TASK PROMPT:
Scan the material for the word "социальной", and copy each line where it shows up.

EXTRACTED DATA:
======
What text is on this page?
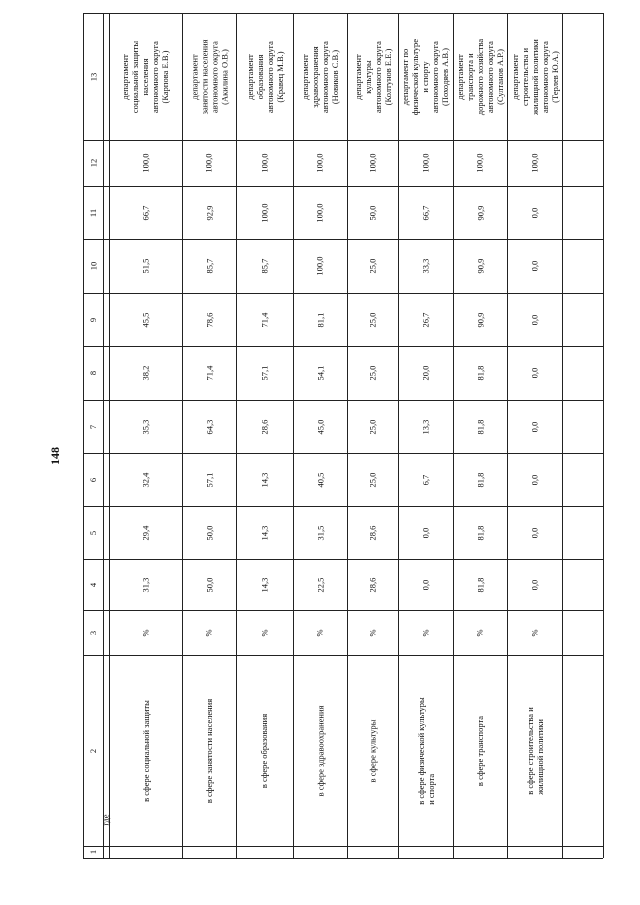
148
13
12
11
10
9
8
7
6
5
4
3
2
1
где
в сфере социальной защиты
%
31,3
29,4
32,4
35,3
38,2
45,5
51,5
66,7
100,0
департамент
социальной защиты
населения
автономного округа
(Карпова Е.В.)
в сфере занятости населения
%
50,0
50,0
57,1
64,3
71,4
78,6
85,7
92,9
100,0
департамент
занятости населения
автономного округа
(Акилина О.В.)
в сфере образования
%
14,3
14,3
14,3
28,6
57,1
71,4
85,7
100,0
100,0
департамент
образования
автономного округа
(Кравец М.В.)
в сфере здравоохранения
%
22,5
31,5
40,5
45,0
54,1
81,1
100,0
100,0
100,0
департамент
здравоохранения
автономного округа
(Новиков С.В.)
в сфере культуры
%
28,6
28,6
25,0
25,0
25,0
25,0
25,0
50,0
100,0
департамент
культуры
автономного округа
(Колтунов Е.Е.)
в сфере физической культуры
и спорта
%
0,0
0,0
6,7
13,3
20,0
26,7
33,3
66,7
100,0
департамент по
физической культуре
и спорту
автономного округа
(Походяев А.В.)
в сфере транспорта
%
81,8
81,8
81,8
81,8
81,8
90,9
90,9
90,9
100,0
департамент
транспорта и
дорожного хозяйства
автономного округа
(Султанов А.Р.)
в сфере строительства и
жилищной политики
%
0,0
0,0
0,0
0,0
0,0
0,0
0,0
0,0
100,0
департамент
строительства и
жилищной политики
автономного округа
(Терлев Ю.А.)
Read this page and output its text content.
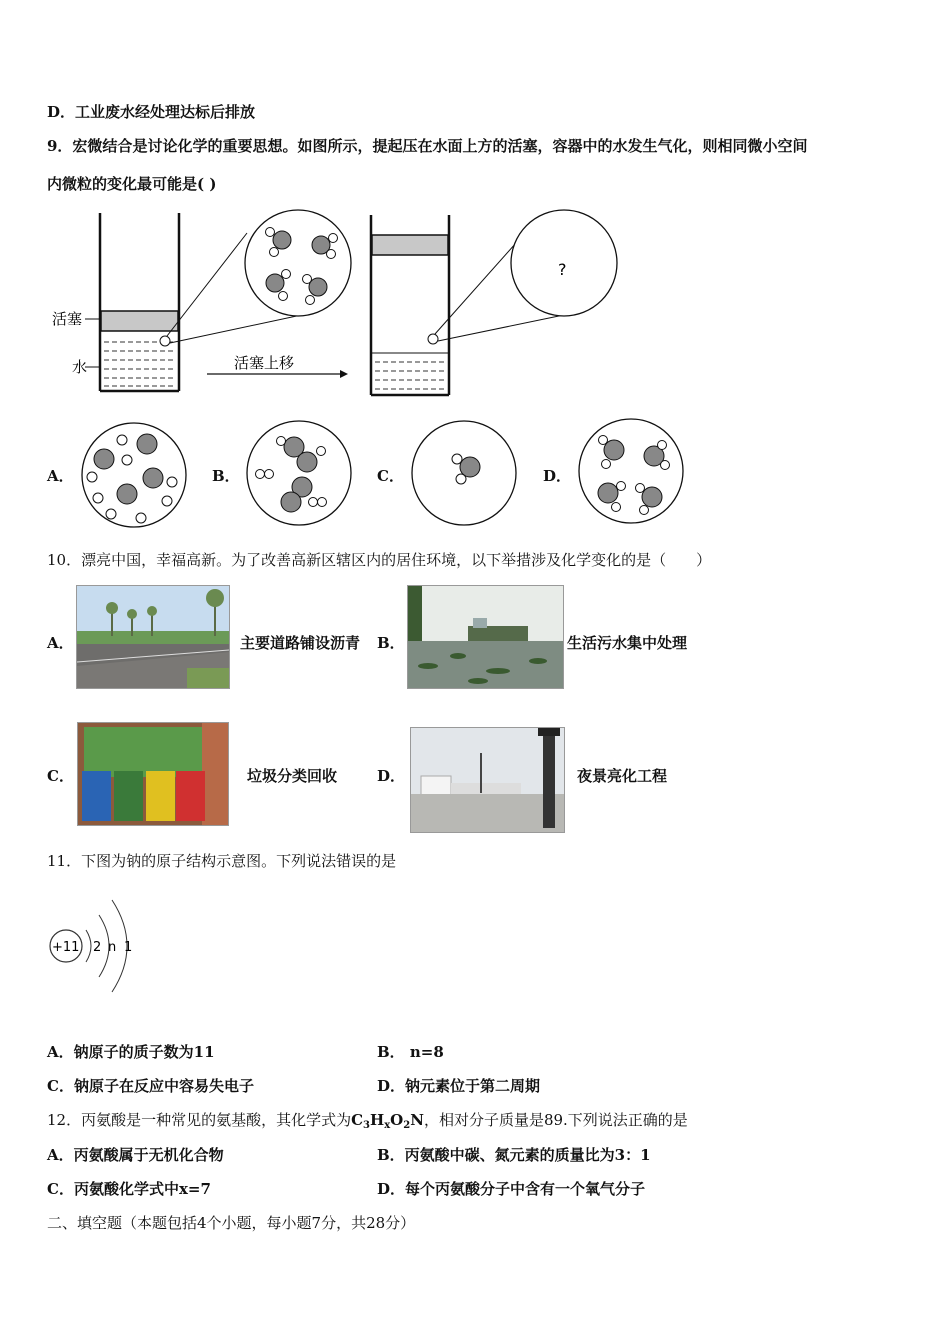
D．工业废水经处理达标后排放
9．宏微结合是讨论化学的重要思想。如图所示，提起压在水面上方的活塞，容器中的水发生气化，则相同微小空间
内微粒的变化最可能是( )
活塞
水	活塞上移
?
A．	B．	C．	D．
10．漂亮中国，幸福高新。为了改善高新区辖区内的居住环境，以下举措涉及化学变化的是（　　）
A．	主要道路铺设沥青 B．	生活污水集中处理
C．	垃圾分类回收	D．	夜景亮化工程
11．下图为钠的原子结构示意图。下列说法错误的是
+11 2 n 1
A．钠原子的质子数为11	B． n=8
C．钠原子在反应中容易失电子	D．钠元素位于第二周期
12．丙氨酸是一种常见的氨基酸，其化学式为$C_3H_xO_2N$，相对分子质量是89.下列说法正确的是
A．丙氨酸属于无机化合物	B．丙氨酸中碳、氮元素的质量比为3：1
C．丙氨酸化学式中x=7	D．每个丙氨酸分子中含有一个氧气分子
二、填空题（本题包括4个小题，每小题7分，共28分）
======
FULL RESPONSE:
в сфере социальной защиты
социальной защиты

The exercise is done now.